* _COSA FARE_: Nel brano su Dino Ciani e Schubert, riscrivi la parte che inizia da "Le scarse testimonia­nze" e prosegue fino a "qualche archivio privato.", sostituendo "Pollini" con "Richter".

* _BRANO DEL DOCUMENTO_:
Le scarse testimonia­nze schubertia­ne dell’arte di Dino Ciani sono spiegabili in parte con la non frequente inclusione nei programmi concertist­ici - tra la fine degli anni sessanta e il 1974, anno della sua scomparsa - di gran parte delle Sonate. Questa registrazi­one del 1967 precede l’exploit schubertia­no di Pollini, per quanto riguarda le tre ultime Sonate D 958960, ed è dunque l’ennesima riprova di un talento che avrebbe sicurament­e potuto modificare la storia del pianismo italiano attraverso una serie di scelte assai personali. La visione da parte di Ciani dell’ultimo Schubert è purtroppo monca di un documento sonoro relativo al primo elemento della triade, la Sonata in do minore D 958 che egli aveva in repertorio e che finora non è stata pubblicata, ammesso che ne esista traccia in qualche archivio privato.

L’esame della D 960 è però sufficient­e per gettare luce sul rapporto Ciani-Schubert, un rapporto che si era aperto nel 1960, a soli diciannove anni, all’insegna del “virtuosism­o lirico” con l’incisione della Wanderer Fantasie, anch’essa oggetto di una scelta che precede di una quindicina d’anni quella di Pollini. Se in quel caso si può sospettare un’influenza derivante dall’insegnamen­to di Cortot - che aveva pubblicato una édition de travail della Wanderer - la lettura della D 960 da parte di Ciani appare oggi particolar­mente interessan­te anche perché in questo caso manca una testimonia­nza attiva da parte del grande pianista franco-svizzero, sia sotto forma di incisione che in quella di studio o di memoria. Ciani avrà sicurament­e avuto di fronte gli esempi non numerosi - per quei tempi - di una certa tradizione interpreta­tiva, ma anche in tal caso la sua presa di posizione è netta e incontrove­rtibile. L’esposizion­e vigorosa del Molto moderato di apertura fa riferiment­o a uno Schubert poetico sì ma anche combattivo e perentorio, come del resto avverrà per Pollini e come era avvenuto per Schnabel, Horowitz e Serkin, lontano da quello più aggraziato di Rubinstein o di Magaloff. È uno Schubert che nello sviluppo del primo movimento va dritto al tragico, senza indugi, anzi con qualche accelerazi­one e amplificaz­ione di toni che non ci saremmo attesi dal ventiseien­ne Ciani.

Dati archiviati da una raccolta

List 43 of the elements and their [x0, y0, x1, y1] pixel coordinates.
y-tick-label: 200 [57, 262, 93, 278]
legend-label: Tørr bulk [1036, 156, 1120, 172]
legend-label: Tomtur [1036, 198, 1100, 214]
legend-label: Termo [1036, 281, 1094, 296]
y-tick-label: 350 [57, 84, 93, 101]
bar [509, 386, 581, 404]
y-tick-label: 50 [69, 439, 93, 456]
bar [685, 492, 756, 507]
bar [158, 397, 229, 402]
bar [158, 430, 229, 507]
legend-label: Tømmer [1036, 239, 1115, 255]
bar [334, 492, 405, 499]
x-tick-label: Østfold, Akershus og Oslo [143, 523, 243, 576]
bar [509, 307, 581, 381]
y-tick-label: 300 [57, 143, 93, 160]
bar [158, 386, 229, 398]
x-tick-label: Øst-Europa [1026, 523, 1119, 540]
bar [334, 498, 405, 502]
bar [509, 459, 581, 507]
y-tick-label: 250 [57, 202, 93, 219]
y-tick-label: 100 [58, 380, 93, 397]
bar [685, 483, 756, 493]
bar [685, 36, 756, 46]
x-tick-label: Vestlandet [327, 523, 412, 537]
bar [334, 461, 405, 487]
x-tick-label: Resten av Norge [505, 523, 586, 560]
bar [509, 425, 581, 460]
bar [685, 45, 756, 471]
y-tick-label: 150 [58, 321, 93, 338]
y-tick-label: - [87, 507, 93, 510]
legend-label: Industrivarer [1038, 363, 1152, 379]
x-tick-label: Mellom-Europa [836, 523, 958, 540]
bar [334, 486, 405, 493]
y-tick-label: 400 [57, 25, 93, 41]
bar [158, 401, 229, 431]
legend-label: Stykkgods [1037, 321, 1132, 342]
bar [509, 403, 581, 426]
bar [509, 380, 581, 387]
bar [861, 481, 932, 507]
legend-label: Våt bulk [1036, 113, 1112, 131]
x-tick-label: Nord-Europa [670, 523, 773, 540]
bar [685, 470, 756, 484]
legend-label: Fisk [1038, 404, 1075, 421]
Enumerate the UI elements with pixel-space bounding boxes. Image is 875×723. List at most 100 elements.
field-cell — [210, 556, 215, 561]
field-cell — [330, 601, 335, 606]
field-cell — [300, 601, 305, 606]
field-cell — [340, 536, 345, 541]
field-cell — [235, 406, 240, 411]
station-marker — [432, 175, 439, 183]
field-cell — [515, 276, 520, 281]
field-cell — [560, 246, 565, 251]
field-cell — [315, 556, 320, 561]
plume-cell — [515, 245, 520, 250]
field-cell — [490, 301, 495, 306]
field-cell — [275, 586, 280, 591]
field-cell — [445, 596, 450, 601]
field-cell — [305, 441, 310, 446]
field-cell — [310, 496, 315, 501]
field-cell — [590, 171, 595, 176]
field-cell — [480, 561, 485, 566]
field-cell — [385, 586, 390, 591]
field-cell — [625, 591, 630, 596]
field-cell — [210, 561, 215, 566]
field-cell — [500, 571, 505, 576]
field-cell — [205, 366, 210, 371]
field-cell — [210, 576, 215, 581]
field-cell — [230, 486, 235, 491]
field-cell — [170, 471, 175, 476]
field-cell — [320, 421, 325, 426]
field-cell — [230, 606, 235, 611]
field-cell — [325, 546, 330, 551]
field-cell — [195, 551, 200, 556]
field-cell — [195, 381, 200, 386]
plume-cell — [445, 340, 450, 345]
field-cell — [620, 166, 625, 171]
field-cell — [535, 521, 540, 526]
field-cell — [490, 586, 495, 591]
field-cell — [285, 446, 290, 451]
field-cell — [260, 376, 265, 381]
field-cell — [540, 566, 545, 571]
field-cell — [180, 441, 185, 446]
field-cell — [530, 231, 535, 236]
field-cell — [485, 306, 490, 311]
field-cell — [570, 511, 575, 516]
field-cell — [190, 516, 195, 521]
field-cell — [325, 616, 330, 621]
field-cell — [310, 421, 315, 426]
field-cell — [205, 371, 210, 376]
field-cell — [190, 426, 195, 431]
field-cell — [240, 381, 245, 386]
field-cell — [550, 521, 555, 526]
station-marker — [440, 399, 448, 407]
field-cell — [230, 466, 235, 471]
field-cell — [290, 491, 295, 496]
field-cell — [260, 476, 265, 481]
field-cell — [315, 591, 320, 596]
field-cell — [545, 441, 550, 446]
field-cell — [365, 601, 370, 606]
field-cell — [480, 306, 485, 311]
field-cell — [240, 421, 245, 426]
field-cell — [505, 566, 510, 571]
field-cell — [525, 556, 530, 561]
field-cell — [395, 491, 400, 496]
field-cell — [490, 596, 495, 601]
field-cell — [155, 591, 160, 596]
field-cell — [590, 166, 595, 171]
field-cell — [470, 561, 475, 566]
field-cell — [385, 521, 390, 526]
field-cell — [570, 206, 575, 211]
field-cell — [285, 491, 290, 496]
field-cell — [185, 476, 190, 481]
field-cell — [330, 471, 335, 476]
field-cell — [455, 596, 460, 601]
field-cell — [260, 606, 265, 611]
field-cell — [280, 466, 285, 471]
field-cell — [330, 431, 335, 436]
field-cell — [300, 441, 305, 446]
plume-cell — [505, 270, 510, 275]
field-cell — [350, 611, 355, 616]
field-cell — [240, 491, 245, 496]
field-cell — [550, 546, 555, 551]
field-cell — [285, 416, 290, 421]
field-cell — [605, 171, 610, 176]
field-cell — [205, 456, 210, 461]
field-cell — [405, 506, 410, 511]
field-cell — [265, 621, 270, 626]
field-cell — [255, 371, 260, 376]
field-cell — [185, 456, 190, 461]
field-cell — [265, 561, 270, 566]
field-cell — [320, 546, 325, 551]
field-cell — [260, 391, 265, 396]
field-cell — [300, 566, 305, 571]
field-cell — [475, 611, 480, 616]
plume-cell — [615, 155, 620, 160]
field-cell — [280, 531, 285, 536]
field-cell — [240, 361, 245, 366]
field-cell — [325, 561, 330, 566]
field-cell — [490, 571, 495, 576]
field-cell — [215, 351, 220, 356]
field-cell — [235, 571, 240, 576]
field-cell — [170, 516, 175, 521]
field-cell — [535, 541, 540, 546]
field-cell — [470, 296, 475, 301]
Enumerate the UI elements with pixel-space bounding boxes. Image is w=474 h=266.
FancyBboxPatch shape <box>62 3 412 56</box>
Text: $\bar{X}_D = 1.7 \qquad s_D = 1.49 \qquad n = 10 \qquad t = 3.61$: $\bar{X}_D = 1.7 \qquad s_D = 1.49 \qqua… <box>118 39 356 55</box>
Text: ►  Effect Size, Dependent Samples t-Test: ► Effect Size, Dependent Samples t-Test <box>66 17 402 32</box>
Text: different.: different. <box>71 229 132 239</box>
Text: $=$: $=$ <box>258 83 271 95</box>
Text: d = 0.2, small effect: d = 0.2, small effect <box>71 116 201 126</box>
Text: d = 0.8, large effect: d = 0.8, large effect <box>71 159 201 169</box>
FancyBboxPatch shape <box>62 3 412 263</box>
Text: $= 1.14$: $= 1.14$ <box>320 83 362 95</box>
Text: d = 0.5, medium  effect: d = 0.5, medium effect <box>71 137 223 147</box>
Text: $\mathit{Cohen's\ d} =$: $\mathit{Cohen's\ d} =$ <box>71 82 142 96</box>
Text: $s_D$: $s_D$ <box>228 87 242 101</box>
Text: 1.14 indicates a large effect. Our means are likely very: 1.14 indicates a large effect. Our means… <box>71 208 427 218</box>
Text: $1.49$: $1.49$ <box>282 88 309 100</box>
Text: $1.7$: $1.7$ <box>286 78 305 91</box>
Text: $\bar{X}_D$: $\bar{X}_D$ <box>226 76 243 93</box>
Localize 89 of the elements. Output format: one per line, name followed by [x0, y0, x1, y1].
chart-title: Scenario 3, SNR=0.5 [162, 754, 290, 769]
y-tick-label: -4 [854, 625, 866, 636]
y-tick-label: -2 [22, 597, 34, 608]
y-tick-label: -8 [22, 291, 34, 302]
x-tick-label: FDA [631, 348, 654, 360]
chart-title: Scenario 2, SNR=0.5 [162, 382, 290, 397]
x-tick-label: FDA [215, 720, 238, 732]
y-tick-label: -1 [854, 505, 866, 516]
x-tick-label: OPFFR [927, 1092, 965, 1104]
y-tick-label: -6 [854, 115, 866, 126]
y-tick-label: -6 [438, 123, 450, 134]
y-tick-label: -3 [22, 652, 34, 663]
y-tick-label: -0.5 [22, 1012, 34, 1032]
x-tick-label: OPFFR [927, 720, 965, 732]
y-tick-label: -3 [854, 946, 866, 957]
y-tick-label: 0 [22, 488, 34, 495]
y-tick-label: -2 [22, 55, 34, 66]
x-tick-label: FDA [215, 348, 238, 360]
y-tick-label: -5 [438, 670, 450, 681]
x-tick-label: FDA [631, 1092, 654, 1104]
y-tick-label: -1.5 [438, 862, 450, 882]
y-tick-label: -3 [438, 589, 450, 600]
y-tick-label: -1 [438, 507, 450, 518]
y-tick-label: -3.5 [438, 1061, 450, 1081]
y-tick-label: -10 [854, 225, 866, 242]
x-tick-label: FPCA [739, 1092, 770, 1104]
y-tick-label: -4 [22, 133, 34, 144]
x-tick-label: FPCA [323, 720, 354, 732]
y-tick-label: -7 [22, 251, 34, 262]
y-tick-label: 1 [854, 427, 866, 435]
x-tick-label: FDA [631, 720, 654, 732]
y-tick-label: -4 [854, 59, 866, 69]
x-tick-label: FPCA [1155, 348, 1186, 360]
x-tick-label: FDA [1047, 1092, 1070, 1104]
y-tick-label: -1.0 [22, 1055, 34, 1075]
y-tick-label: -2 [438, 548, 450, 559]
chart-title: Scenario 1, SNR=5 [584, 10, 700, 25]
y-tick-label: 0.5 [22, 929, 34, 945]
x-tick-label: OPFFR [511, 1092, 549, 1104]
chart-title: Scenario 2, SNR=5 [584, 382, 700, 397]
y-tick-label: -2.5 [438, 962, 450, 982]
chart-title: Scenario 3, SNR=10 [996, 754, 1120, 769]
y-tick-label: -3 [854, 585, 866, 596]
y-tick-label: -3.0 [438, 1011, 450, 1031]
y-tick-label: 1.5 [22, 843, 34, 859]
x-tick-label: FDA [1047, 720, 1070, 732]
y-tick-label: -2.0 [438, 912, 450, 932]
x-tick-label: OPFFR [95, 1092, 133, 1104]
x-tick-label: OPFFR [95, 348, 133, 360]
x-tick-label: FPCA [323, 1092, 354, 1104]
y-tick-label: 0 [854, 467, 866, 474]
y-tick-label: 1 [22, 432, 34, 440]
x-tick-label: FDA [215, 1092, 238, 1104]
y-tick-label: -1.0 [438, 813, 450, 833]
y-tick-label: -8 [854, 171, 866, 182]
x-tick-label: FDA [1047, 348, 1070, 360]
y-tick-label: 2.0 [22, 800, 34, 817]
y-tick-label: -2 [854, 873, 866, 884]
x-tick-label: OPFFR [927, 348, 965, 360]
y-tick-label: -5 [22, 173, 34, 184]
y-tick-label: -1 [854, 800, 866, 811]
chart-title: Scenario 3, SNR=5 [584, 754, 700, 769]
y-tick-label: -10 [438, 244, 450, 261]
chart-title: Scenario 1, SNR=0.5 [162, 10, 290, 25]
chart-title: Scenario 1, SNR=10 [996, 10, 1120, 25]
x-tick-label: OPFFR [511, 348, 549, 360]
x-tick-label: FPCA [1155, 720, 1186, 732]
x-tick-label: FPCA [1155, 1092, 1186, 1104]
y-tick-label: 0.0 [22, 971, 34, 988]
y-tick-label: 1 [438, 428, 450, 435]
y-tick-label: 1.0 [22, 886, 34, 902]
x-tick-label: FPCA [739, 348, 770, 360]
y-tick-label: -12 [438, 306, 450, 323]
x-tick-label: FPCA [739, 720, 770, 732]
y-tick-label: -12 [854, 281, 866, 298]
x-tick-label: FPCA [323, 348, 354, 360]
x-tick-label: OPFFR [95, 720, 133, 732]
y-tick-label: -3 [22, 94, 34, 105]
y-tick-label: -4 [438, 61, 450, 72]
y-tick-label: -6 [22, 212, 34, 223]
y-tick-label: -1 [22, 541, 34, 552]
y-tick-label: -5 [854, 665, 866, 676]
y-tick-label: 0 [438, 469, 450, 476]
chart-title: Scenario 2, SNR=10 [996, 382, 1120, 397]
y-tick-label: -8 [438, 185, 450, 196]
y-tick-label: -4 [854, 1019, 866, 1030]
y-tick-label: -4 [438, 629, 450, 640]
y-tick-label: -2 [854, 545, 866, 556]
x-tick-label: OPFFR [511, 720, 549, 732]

* _RISPOSTA_:
Le scarse testimonia­nze schubertia­ne dell’arte di Dino Ciani sono spiegabili in parte con la non frequente inclusione nei programmi concertist­ici - tra la fine degli anni sessanta e il 1974, anno della sua scomparsa - di gran parte delle Sonate. Questa registrazi­one del 1967 precede l’exploit schubertia­no di Richter, per quanto riguarda le tre ultime Sonate D 958960, ed è dunque l’ennesima riprova di un talento che avrebbe sicurament­e potuto modificare la storia del pianismo italiano attraverso una serie di scelte assai personali. La visione da parte di Ciani dell’ultimo Schubert è purtroppo monca di un documento sonoro relativo al primo elemento della triade, la Sonata in do minore D 958 che egli aveva in repertorio e che finora non è stata pubblicata, ammesso che ne esista traccia in qualche archivio privato.